• _Task goal_
Look through the data below. Show each line where the string "Blitze" occurs.

─── Material provided ───

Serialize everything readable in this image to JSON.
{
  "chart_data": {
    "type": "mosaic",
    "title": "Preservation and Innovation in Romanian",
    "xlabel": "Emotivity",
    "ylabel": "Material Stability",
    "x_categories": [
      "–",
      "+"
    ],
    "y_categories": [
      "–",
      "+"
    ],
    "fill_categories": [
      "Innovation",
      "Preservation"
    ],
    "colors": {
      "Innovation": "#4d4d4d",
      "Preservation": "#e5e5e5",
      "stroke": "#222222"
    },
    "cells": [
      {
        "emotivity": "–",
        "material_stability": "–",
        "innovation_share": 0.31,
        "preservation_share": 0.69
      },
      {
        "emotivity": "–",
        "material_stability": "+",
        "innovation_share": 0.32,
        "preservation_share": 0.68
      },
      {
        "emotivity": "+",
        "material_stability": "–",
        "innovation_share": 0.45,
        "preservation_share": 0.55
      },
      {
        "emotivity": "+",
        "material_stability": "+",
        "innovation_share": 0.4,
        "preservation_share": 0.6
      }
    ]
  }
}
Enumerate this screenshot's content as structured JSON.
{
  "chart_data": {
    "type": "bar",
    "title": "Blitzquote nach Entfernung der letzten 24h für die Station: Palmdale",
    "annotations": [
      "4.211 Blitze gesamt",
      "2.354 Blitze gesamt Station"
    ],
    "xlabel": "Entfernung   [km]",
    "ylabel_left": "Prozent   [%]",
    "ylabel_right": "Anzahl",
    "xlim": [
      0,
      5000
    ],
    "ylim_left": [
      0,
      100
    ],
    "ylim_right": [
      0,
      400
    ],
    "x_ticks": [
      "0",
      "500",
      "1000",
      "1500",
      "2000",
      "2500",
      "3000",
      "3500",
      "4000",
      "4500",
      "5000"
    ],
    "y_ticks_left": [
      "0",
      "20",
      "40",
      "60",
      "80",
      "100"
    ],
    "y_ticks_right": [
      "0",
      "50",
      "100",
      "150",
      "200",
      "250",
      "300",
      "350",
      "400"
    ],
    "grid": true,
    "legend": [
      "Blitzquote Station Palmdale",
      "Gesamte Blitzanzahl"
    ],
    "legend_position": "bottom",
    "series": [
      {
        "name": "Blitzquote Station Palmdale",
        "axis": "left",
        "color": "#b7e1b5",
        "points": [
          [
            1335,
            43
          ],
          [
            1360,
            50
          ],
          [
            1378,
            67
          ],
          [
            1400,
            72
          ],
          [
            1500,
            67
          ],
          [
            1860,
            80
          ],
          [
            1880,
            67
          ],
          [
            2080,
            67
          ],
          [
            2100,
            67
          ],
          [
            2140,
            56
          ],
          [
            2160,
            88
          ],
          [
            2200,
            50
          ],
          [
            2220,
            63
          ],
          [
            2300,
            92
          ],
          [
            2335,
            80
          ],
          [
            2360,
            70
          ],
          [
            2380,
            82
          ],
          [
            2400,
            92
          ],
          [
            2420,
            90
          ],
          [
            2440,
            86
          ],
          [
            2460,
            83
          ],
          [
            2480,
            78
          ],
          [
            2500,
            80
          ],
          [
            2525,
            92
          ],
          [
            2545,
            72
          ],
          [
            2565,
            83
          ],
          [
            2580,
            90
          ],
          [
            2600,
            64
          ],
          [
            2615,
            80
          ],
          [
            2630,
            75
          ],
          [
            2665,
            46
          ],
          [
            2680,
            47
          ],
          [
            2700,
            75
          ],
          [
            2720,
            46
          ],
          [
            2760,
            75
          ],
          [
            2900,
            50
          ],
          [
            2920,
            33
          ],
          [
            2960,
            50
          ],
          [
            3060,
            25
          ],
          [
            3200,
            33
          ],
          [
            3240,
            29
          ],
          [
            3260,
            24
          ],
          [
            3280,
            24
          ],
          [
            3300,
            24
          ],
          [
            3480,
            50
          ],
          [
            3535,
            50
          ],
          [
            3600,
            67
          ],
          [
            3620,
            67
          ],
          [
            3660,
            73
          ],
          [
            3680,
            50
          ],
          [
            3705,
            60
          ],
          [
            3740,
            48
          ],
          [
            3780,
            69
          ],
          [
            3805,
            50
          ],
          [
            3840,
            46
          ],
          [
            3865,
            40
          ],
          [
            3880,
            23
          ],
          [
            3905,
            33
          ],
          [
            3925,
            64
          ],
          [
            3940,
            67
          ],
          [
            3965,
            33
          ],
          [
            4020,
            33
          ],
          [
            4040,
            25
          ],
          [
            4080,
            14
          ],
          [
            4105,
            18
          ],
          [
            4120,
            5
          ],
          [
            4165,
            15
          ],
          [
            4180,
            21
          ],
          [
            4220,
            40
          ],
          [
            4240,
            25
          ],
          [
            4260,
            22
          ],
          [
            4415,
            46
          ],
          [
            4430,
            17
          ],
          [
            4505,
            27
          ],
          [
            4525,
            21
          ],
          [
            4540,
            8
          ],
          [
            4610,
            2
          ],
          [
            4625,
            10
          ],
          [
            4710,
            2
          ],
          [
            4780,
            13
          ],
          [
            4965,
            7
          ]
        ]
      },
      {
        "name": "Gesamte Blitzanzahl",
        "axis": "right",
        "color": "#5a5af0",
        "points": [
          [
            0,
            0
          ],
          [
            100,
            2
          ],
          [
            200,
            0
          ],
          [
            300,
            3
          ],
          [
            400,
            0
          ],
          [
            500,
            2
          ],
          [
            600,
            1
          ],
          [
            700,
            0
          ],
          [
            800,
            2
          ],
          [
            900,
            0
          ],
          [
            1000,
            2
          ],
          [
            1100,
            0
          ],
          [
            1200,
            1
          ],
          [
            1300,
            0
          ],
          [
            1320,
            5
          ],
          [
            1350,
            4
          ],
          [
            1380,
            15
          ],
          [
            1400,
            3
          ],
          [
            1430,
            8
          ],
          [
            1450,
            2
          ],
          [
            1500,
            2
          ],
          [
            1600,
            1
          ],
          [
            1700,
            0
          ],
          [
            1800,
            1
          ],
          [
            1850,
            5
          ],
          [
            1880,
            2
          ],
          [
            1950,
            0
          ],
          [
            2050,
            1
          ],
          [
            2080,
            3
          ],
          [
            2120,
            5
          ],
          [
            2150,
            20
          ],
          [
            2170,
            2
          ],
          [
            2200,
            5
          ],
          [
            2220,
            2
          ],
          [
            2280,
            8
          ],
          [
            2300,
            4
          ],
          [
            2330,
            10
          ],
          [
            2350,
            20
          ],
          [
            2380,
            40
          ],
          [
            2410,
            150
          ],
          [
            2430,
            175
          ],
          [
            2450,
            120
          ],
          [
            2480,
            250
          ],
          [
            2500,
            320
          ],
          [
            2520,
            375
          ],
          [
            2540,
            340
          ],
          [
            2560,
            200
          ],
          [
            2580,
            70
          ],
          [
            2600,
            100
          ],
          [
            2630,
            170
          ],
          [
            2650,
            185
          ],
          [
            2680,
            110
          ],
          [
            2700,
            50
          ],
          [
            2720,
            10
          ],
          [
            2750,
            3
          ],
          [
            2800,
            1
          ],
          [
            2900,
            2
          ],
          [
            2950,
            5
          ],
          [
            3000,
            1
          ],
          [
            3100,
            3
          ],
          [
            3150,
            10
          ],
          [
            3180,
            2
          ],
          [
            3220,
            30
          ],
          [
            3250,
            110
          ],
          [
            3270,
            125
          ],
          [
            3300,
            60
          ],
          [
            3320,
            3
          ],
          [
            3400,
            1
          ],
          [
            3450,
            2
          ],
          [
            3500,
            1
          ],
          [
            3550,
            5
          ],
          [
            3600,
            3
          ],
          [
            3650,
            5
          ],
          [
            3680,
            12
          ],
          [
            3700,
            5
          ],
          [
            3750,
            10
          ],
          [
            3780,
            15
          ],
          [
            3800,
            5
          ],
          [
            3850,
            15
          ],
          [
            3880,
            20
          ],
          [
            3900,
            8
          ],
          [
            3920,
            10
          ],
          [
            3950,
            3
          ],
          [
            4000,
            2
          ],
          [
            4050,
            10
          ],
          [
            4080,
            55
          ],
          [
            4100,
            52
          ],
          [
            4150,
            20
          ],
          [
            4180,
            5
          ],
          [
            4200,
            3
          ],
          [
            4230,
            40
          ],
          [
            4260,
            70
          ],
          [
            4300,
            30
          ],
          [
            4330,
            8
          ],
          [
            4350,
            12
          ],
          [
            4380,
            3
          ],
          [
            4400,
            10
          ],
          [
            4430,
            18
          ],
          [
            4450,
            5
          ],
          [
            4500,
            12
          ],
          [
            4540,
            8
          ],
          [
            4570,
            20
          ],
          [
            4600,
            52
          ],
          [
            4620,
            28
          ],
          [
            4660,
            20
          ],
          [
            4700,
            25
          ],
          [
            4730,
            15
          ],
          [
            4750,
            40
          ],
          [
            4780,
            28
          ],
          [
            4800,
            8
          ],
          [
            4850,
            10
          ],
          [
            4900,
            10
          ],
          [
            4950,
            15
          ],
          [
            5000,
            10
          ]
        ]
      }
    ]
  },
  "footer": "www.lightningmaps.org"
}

───

• _Output for this task_
      "4.211 Blitze gesamt",
      "2.354 Blitze gesamt Station"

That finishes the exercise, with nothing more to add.